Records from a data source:
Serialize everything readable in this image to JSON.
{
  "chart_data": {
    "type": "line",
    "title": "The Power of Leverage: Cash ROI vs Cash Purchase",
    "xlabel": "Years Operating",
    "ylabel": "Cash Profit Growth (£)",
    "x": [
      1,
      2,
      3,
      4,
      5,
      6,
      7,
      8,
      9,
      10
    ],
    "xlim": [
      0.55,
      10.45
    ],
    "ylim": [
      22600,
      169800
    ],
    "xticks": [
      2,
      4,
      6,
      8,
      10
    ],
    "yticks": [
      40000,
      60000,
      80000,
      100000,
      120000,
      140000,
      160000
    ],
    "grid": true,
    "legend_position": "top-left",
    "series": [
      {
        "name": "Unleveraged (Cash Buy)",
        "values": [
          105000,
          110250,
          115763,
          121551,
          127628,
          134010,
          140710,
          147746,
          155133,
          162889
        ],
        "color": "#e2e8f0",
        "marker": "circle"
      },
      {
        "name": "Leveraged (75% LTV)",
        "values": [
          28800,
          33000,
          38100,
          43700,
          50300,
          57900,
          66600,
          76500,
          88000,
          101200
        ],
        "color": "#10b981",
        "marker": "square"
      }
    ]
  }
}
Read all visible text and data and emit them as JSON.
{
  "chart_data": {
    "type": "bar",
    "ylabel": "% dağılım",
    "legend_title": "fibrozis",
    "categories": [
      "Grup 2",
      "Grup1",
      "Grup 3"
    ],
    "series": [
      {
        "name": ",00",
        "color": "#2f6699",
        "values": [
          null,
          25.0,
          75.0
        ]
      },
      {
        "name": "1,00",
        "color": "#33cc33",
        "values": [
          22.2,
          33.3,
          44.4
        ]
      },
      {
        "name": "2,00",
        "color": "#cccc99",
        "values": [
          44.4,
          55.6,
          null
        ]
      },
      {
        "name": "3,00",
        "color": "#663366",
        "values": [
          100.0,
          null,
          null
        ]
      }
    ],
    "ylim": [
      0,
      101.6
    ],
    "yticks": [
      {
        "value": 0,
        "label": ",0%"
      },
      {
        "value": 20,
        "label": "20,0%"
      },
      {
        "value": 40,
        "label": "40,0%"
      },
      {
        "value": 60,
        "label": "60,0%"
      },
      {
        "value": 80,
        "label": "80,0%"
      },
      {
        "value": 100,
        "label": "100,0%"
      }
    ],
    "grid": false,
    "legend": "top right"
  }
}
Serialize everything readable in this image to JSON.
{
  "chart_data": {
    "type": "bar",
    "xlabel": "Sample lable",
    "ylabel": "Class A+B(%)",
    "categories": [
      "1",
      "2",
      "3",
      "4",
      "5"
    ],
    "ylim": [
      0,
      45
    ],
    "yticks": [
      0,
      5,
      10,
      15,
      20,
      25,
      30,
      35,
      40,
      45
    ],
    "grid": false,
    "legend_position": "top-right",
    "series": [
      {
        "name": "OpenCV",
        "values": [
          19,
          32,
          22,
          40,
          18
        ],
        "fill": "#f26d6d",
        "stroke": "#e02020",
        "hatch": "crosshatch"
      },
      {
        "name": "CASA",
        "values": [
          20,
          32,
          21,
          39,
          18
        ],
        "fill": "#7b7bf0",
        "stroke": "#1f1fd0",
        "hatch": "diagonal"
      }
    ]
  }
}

Given problem: Copy every line of the entries above in which "name" occurs.

Complete response:
        "name": "Unleveraged (Cash Buy)",
        "name": "Leveraged (75% LTV)",
        "name": ",00",
        "name": "1,00",
        "name": "2,00",
        "name": "3,00",
        "name": "OpenCV",
        "name": "CASA",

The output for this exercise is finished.